» EXERCISE OBJECTIVE
After reading the data, copy it out in full and exactly.

Document page records:

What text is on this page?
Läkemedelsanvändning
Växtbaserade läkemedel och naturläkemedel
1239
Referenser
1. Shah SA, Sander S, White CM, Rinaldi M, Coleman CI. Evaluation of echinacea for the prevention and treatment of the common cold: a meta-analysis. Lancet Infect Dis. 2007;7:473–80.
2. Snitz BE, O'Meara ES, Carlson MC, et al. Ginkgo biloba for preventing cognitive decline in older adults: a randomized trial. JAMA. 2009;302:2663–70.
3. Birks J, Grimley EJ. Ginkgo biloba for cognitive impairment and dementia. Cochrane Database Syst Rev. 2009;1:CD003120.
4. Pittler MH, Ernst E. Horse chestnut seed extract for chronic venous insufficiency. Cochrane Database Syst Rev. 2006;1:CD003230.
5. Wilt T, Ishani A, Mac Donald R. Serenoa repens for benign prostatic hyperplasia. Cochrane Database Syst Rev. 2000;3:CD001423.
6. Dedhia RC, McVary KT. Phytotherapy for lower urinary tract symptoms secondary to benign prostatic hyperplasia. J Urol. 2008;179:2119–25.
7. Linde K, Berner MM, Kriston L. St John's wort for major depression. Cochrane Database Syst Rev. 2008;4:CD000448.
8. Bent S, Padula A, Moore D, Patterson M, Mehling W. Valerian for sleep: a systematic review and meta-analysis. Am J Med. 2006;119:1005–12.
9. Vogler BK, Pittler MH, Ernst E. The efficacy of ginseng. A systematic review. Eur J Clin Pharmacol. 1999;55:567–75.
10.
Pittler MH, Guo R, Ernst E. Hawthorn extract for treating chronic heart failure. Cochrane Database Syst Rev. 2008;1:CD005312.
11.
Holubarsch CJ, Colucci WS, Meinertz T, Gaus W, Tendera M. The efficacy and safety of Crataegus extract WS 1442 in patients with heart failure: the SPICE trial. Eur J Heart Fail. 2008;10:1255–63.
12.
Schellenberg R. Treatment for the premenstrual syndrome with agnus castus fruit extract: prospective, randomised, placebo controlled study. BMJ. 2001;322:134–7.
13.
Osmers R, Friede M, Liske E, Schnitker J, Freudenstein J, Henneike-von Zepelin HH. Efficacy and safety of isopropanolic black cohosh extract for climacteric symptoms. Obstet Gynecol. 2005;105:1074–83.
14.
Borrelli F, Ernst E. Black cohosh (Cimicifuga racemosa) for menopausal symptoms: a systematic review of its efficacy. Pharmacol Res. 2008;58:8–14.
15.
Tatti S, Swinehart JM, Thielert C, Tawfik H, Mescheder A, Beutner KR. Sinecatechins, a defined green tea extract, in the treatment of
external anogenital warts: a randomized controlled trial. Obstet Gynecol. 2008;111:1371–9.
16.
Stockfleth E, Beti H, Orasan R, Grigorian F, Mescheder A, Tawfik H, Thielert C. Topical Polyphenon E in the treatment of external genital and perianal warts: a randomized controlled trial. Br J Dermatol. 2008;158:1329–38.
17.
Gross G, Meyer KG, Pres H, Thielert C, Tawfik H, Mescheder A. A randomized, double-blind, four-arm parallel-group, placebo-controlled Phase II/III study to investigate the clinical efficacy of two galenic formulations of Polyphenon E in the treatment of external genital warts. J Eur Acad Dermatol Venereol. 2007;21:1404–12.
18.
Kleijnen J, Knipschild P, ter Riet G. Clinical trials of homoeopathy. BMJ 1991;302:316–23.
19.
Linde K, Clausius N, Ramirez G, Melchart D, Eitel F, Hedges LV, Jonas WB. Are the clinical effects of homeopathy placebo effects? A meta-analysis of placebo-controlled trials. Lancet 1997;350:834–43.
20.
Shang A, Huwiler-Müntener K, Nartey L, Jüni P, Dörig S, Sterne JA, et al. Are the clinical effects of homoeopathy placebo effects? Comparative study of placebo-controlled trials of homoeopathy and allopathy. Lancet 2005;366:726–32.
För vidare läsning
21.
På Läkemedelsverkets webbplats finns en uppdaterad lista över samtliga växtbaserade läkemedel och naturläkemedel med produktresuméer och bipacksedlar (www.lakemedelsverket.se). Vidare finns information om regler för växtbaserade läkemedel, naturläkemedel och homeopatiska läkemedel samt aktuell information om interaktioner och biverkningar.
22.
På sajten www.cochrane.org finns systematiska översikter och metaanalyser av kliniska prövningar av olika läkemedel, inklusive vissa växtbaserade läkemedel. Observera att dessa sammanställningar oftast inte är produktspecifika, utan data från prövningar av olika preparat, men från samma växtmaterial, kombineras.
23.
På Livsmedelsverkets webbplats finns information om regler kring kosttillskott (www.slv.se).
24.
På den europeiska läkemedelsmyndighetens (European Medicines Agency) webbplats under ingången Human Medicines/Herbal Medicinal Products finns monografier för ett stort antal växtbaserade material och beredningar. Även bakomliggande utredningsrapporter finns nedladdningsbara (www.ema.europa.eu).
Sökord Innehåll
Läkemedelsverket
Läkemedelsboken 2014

» RESPONSE BOX
What text is on this page?
Läkemedelsanvändning
Växtbaserade läkemedel och naturläkemedel
1239
Referenser
1. Shah SA, Sander S, White CM, Rinaldi M, Coleman CI. Evaluation of echinacea for the prevention and treatment of the common cold: a meta-analysis. Lancet Infect Dis. 2007;7:473–80.
2. Snitz BE, O'Meara ES, Carlson MC, et al. Ginkgo biloba for preventing cognitive decline in older adults: a randomized trial. JAMA. 2009;302:2663–70.
3. Birks J, Grimley EJ. Ginkgo biloba for cognitive impairment and dementia. Cochrane Database Syst Rev. 2009;1:CD003120.
4. Pittler MH, Ernst E. Horse chestnut seed extract for chronic venous insufficiency. Cochrane Database Syst Rev. 2006;1:CD003230.
5. Wilt T, Ishani A, Mac Donald R. Serenoa repens for benign prostatic hyperplasia. Cochrane Database Syst Rev. 2000;3:CD001423.
6. Dedhia RC, McVary KT. Phytotherapy for lower urinary tract symptoms secondary to benign prostatic hyperplasia. J Urol. 2008;179:2119–25.
7. Linde K, Berner MM, Kriston L. St John's wort for major depression. Cochrane Database Syst Rev. 2008;4:CD000448.
8. Bent S, Padula A, Moore D, Patterson M, Mehling W. Valerian for sleep: a systematic review and meta-analysis. Am J Med. 2006;119:1005–12.
9. Vogler BK, Pittler MH, Ernst E. The efficacy of ginseng. A systematic review. Eur J Clin Pharmacol. 1999;55:567–75.
10.
Pittler MH, Guo R, Ernst E. Hawthorn extract for treating chronic heart failure. Cochrane Database Syst Rev. 2008;1:CD005312.
11.
Holubarsch CJ, Colucci WS, Meinertz T, Gaus W, Tendera M. The efficacy and safety of Crataegus extract WS 1442 in patients with heart failure: the SPICE trial. Eur J Heart Fail. 2008;10:1255–63.
12.
Schellenberg R. Treatment for the premenstrual syndrome with agnus castus fruit extract: prospective, randomised, placebo controlled study. BMJ. 2001;322:134–7.
13.
Osmers R, Friede M, Liske E, Schnitker J, Freudenstein J, Henneike-von Zepelin HH. Efficacy and safety of isopropanolic black cohosh extract for climacteric symptoms. Obstet Gynecol. 2005;105:1074–83.
14.
Borrelli F, Ernst E. Black cohosh (Cimicifuga racemosa) for menopausal symptoms: a systematic review of its efficacy. Pharmacol Res. 2008;58:8–14.
15.
Tatti S, Swinehart JM, Thielert C, Tawfik H, Mescheder A, Beutner KR. Sinecatechins, a defined green tea extract, in the treatment of
external anogenital warts: a randomized controlled trial. Obstet Gynecol. 2008;111:1371–9.
16.
Stockfleth E, Beti H, Orasan R, Grigorian F, Mescheder A, Tawfik H, Thielert C. Topical Polyphenon E in the treatment of external genital and perianal warts: a randomized controlled trial. Br J Dermatol. 2008;158:1329–38.
17.
Gross G, Meyer KG, Pres H, Thielert C, Tawfik H, Mescheder A. A randomized, double-blind, four-arm parallel-group, placebo-controlled Phase II/III study to investigate the clinical efficacy of two galenic formulations of Polyphenon E in the treatment of external genital warts. J Eur Acad Dermatol Venereol. 2007;21:1404–12.
18.
Kleijnen J, Knipschild P, ter Riet G. Clinical trials of homoeopathy. BMJ 1991;302:316–23.
19.
Linde K, Clausius N, Ramirez G, Melchart D, Eitel F, Hedges LV, Jonas WB. Are the clinical effects of homeopathy placebo effects? A meta-analysis of placebo-controlled trials. Lancet 1997;350:834–43.
20.
Shang A, Huwiler-Müntener K, Nartey L, Jüni P, Dörig S, Sterne JA, et al. Are the clinical effects of homoeopathy placebo effects? Comparative study of placebo-controlled trials of homoeopathy and allopathy. Lancet 2005;366:726–32.
För vidare läsning
21.
På Läkemedelsverkets webbplats finns en uppdaterad lista över samtliga växtbaserade läkemedel och naturläkemedel med produktresuméer och bipacksedlar (www.lakemedelsverket.se). Vidare finns information om regler för växtbaserade läkemedel, naturläkemedel och homeopatiska läkemedel samt aktuell information om interaktioner och biverkningar.
22.
På sajten www.cochrane.org finns systematiska översikter och metaanalyser av kliniska prövningar av olika läkemedel, inklusive vissa växtbaserade läkemedel. Observera att dessa sammanställningar oftast inte är produktspecifika, utan data från prövningar av olika preparat, men från samma växtmaterial, kombineras.
23.
På Livsmedelsverkets webbplats finns information om regler kring kosttillskott (www.slv.se).
24.
På den europeiska läkemedelsmyndighetens (European Medicines Agency) webbplats under ingången Human Medicines/Herbal Medicinal Products finns monografier för ett stort antal växtbaserade material och beredningar. Även bakomliggande utredningsrapporter finns nedladdningsbara (www.ema.europa.eu).
Sökord Innehåll
Läkemedelsverket
Läkemedelsboken 2014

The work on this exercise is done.